**Work to do:** Your task is to give the listing below back word for word, pictures excluded.

##### The data #####

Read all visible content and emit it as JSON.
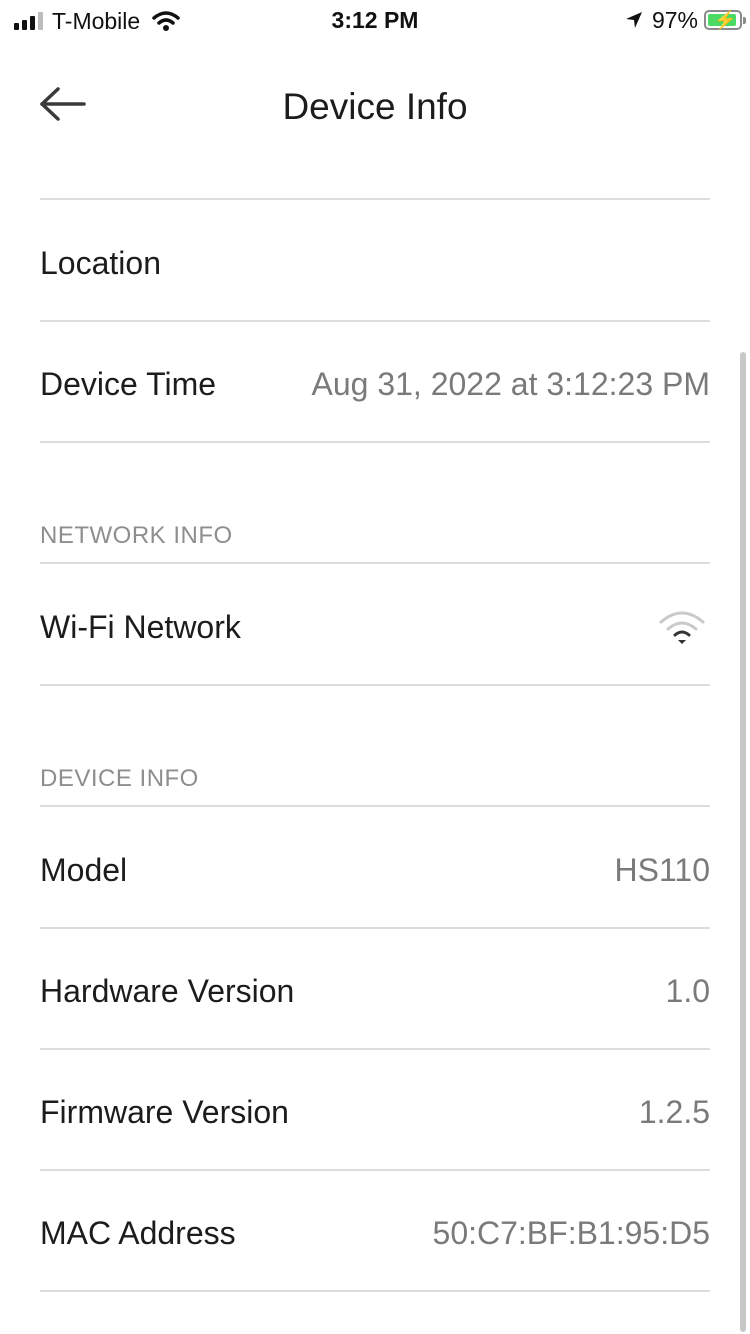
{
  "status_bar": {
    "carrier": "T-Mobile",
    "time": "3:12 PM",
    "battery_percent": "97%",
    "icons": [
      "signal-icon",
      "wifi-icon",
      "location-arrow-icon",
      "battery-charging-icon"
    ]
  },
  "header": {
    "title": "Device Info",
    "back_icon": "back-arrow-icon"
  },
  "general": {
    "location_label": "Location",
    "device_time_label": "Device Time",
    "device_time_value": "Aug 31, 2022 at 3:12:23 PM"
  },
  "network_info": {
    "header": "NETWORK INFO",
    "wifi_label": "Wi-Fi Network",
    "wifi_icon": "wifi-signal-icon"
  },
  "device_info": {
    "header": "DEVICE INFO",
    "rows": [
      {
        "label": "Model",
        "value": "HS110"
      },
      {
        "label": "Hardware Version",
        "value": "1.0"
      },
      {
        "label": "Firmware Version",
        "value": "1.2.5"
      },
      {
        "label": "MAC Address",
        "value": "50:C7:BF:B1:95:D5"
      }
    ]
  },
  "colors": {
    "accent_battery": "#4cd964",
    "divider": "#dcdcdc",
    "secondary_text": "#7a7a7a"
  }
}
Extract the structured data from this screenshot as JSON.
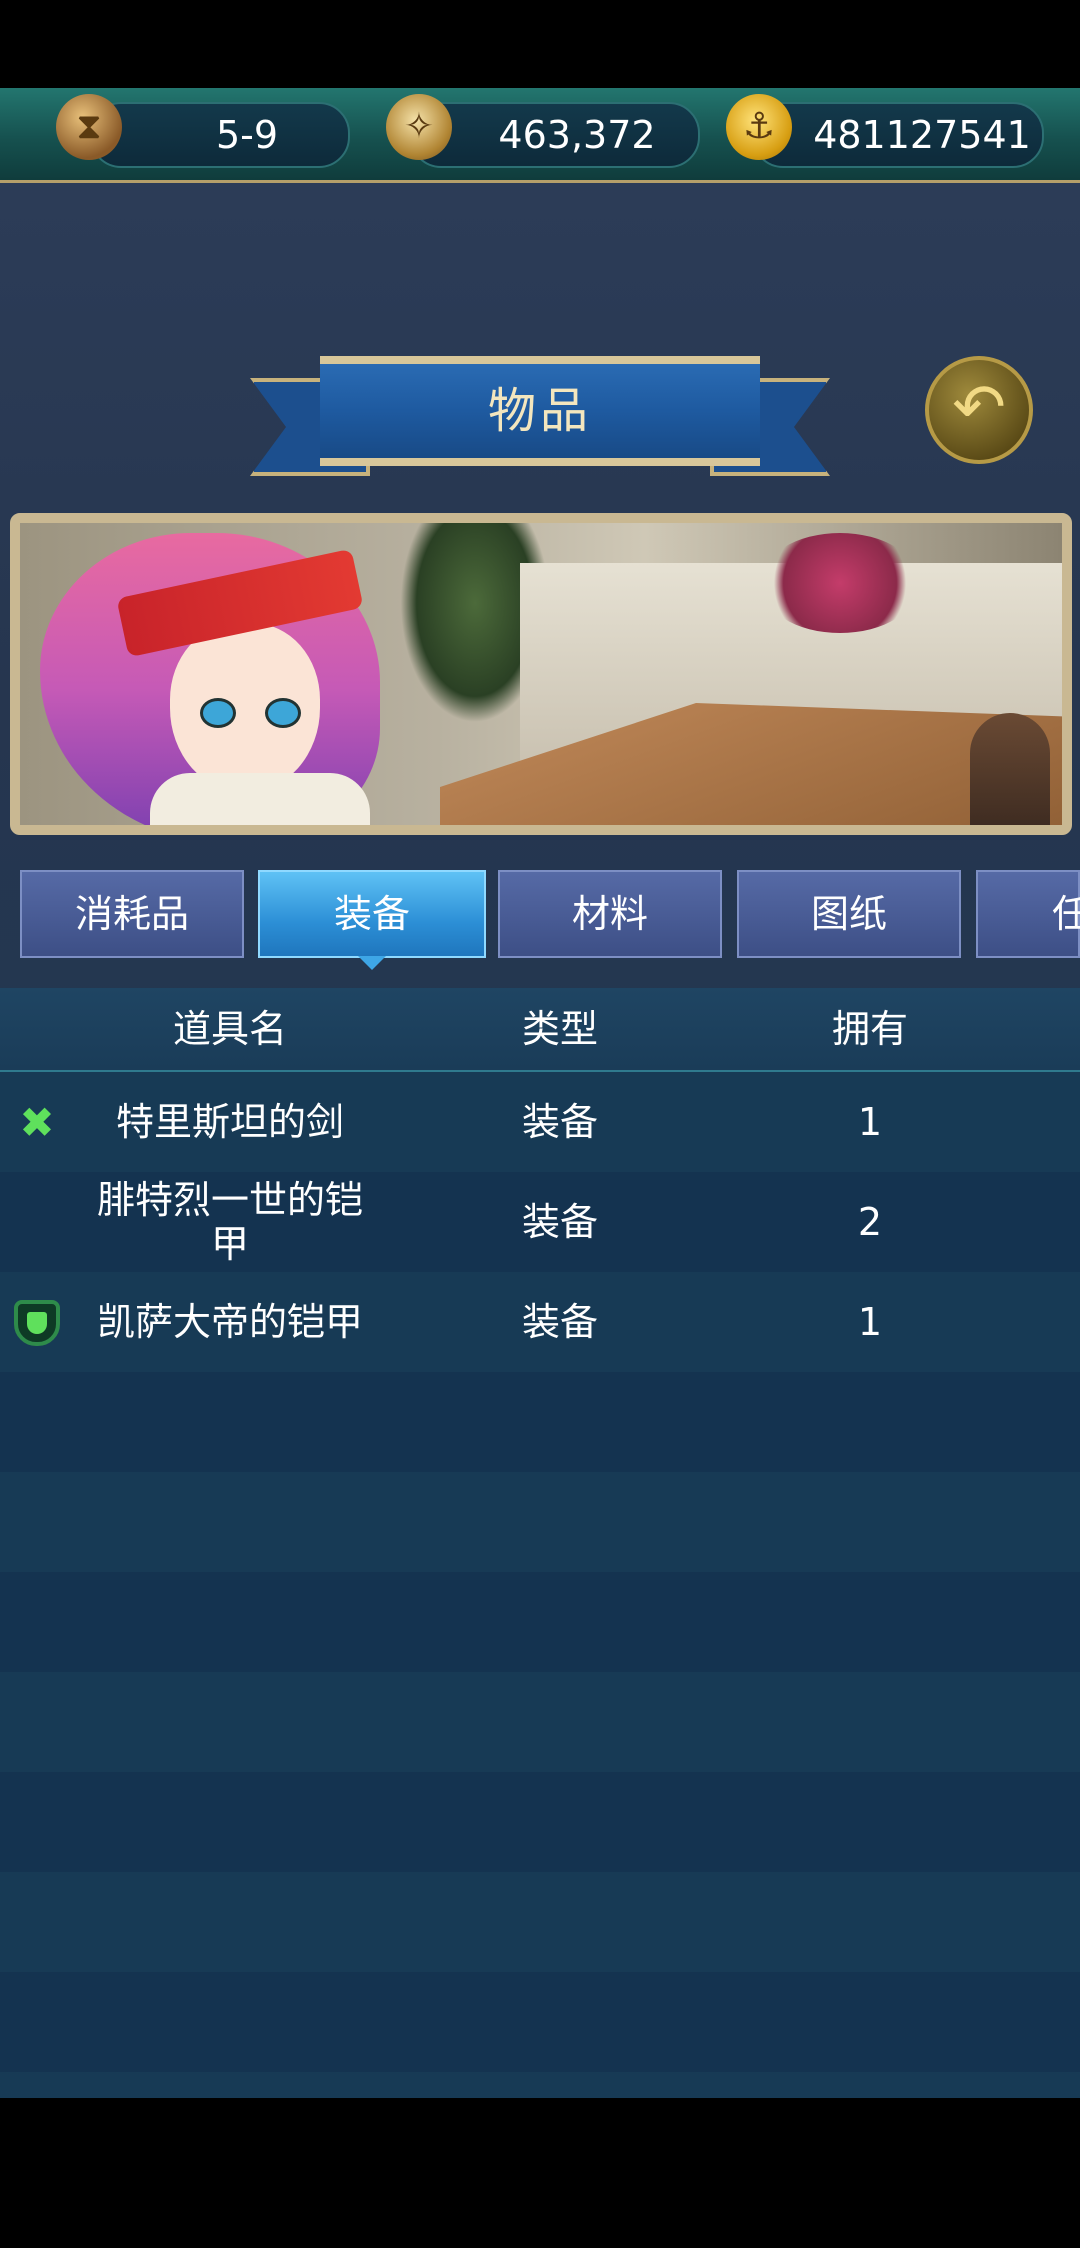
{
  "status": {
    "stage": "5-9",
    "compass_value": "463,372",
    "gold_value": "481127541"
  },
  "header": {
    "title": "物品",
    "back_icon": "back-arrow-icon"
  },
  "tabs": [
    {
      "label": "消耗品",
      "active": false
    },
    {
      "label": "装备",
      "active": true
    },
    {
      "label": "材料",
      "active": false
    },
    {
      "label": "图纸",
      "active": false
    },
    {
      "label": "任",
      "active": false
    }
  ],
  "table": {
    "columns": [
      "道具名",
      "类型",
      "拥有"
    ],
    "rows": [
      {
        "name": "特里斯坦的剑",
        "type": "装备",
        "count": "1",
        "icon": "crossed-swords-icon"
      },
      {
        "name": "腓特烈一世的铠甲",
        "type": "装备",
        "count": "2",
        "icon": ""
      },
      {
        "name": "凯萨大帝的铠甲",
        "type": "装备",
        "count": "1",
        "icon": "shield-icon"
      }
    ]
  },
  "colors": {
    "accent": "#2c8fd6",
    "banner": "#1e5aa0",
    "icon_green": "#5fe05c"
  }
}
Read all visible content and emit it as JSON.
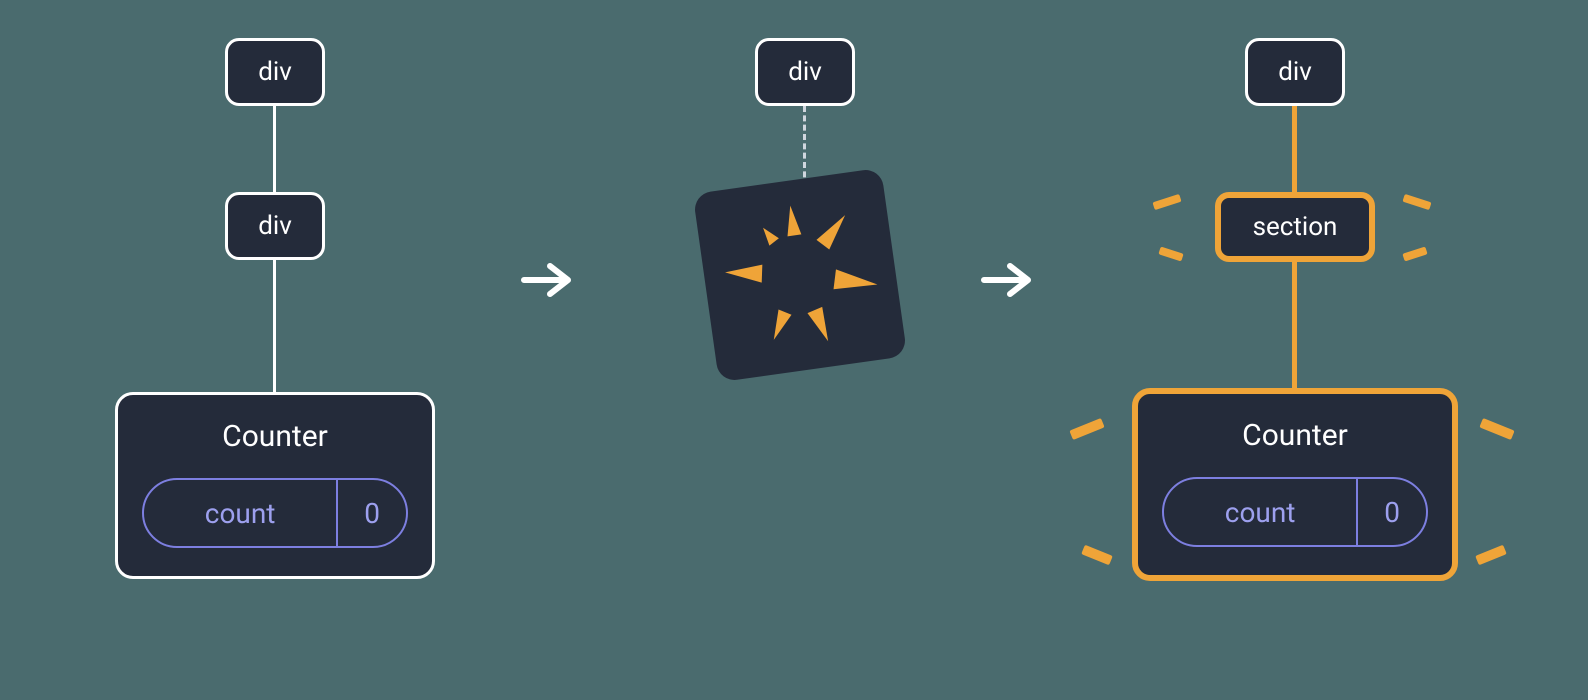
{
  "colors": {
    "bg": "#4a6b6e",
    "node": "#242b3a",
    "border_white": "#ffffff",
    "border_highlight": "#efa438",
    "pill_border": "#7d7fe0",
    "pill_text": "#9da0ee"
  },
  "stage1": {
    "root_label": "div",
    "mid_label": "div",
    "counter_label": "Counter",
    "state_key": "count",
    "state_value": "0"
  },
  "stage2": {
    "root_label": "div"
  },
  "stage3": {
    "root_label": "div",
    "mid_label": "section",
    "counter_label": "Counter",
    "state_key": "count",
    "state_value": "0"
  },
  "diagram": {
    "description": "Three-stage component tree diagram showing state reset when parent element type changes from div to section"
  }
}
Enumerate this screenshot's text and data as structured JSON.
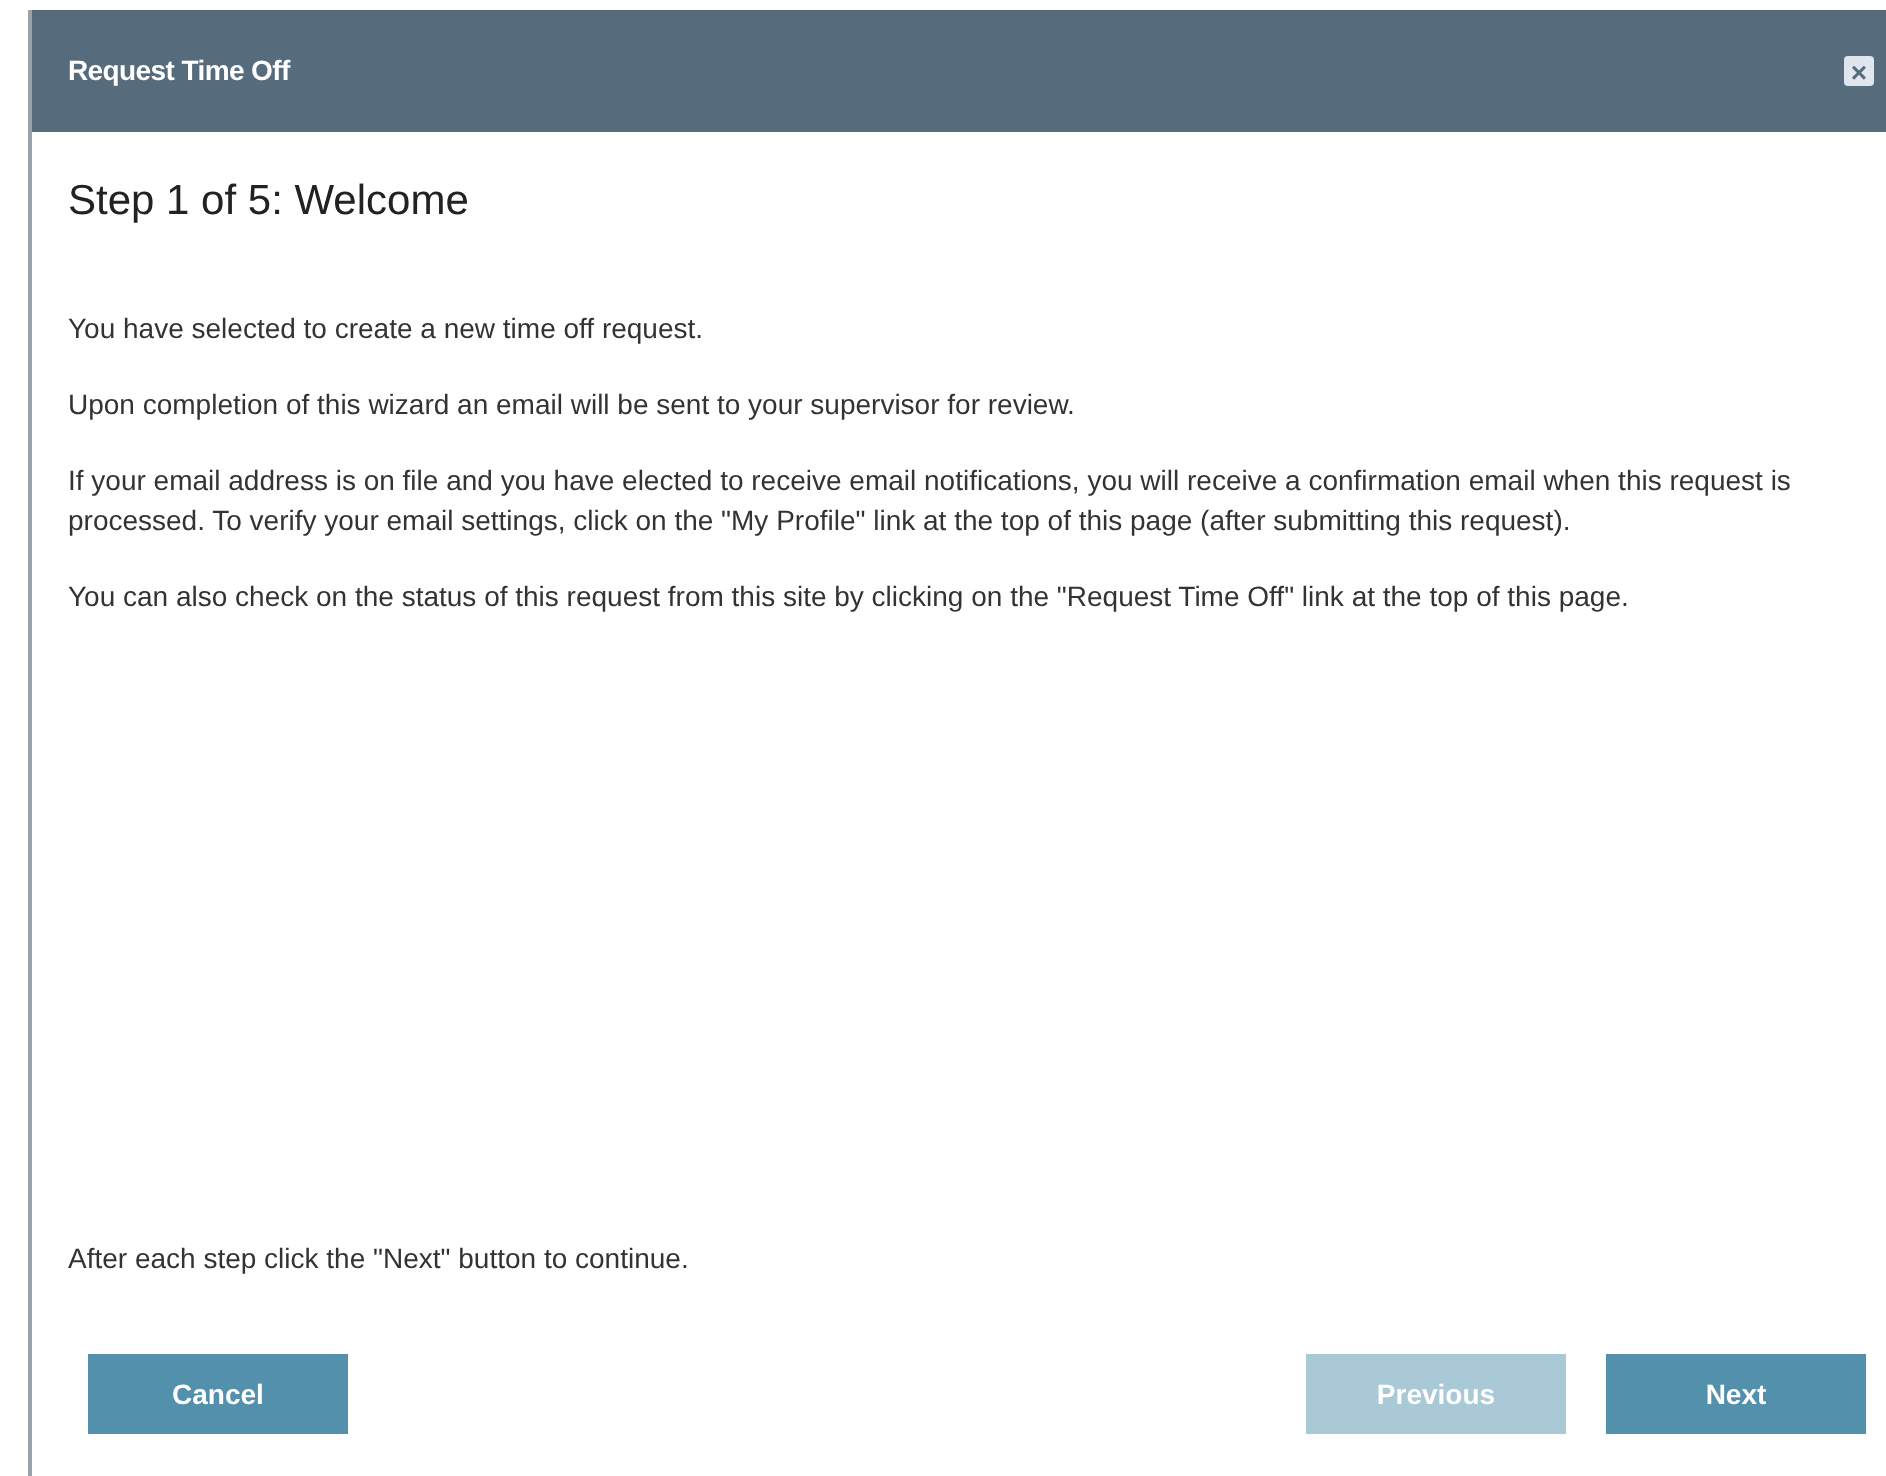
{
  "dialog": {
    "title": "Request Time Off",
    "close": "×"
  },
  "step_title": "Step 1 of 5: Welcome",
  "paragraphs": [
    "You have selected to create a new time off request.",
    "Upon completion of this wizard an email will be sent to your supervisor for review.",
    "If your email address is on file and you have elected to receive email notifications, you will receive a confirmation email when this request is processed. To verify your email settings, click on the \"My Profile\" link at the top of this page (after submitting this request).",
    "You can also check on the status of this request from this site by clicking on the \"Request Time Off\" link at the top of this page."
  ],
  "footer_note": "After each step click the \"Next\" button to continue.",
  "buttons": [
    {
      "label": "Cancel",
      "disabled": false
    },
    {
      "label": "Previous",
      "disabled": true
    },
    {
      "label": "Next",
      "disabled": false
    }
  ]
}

#####

**Solved problem:**
Read all visible content and emit it as JSON.
{
  "status_bar": {
    "carrier": "T-Mobile",
    "time": "3:12 PM",
    "battery_percent": "97%",
    "icons": [
      "signal-icon",
      "wifi-icon",
      "location-arrow-icon",
      "battery-charging-icon"
    ]
  },
  "header": {
    "title": "Device Info",
    "back_icon": "back-arrow-icon"
  },
  "general": {
    "location_label": "Location",
    "device_time_label": "Device Time",
    "device_time_value": "Aug 31, 2022 at 3:12:23 PM"
  },
  "network_info": {
    "header": "NETWORK INFO",
    "wifi_label": "Wi-Fi Network",
    "wifi_icon": "wifi-signal-icon"
  },
  "device_info": {
    "header": "DEVICE INFO",
    "rows": [
      {
        "label": "Model",
        "value": "HS110"
      },
      {
        "label": "Hardware Version",
        "value": "1.0"
      },
      {
        "label": "Firmware Version",
        "value": "1.2.5"
      },
      {
        "label": "MAC Address",
        "value": "50:C7:BF:B1:95:D5"
      }
    ]
  },
  "colors": {
    "accent_battery": "#4cd964",
    "divider": "#dcdcdc",
    "secondary_text": "#7a7a7a"
  }
}
Extract the structured data from this screenshot as JSON.
{
  "status": {
    "stage": "5-9",
    "compass_value": "463,372",
    "gold_value": "481127541"
  },
  "header": {
    "title": "物品",
    "back_icon": "back-arrow-icon"
  },
  "tabs": [
    {
      "label": "消耗品",
      "active": false
    },
    {
      "label": "装备",
      "active": true
    },
    {
      "label": "材料",
      "active": false
    },
    {
      "label": "图纸",
      "active": false
    },
    {
      "label": "任",
      "active": false
    }
  ],
  "table": {
    "columns": [
      "道具名",
      "类型",
      "拥有"
    ],
    "rows": [
      {
        "name": "特里斯坦的剑",
        "type": "装备",
        "count": "1",
        "icon": "crossed-swords-icon"
      },
      {
        "name": "腓特烈一世的铠甲",
        "type": "装备",
        "count": "2",
        "icon": ""
      },
      {
        "name": "凯萨大帝的铠甲",
        "type": "装备",
        "count": "1",
        "icon": "shield-icon"
      }
    ]
  },
  "colors": {
    "accent": "#2c8fd6",
    "banner": "#1e5aa0",
    "icon_green": "#5fe05c"
  }
}
Read all visible content and emit it as JSON.
{
  "colors": {
    "bg": "#4a6b6e",
    "node": "#242b3a",
    "border_white": "#ffffff",
    "border_highlight": "#efa438",
    "pill_border": "#7d7fe0",
    "pill_text": "#9da0ee"
  },
  "stage1": {
    "root_label": "div",
    "mid_label": "div",
    "counter_label": "Counter",
    "state_key": "count",
    "state_value": "0"
  },
  "stage2": {
    "root_label": "div"
  },
  "stage3": {
    "root_label": "div",
    "mid_label": "section",
    "counter_label": "Counter",
    "state_key": "count",
    "state_value": "0"
  },
  "diagram": {
    "description": "Three-stage component tree diagram showing state reset when parent element type changes from div to section"
  }
}
Enumerate this screenshot's text and data as structured JSON.
{
  "dialog": {
    "title": "Request Time Off",
    "close": "×"
  },
  "step_title": "Step 1 of 5: Welcome",
  "paragraphs": [
    "You have selected to create a new time off request.",
    "Upon completion of this wizard an email will be sent to your supervisor for review.",
    "If your email address is on file and you have elected to receive email notifications, you will receive a confirmation email when this request is processed. To verify your email settings, click on the \"My Profile\" link at the top of this page (after submitting this request).",
    "You can also check on the status of this request from this site by clicking on the \"Request Time Off\" link at the top of this page."
  ],
  "footer_note": "After each step click the \"Next\" button to continue.",
  "buttons": [
    {
      "label": "Cancel",
      "disabled": false
    },
    {
      "label": "Previous",
      "disabled": true
    },
    {
      "label": "Next",
      "disabled": false
    }
  ]
}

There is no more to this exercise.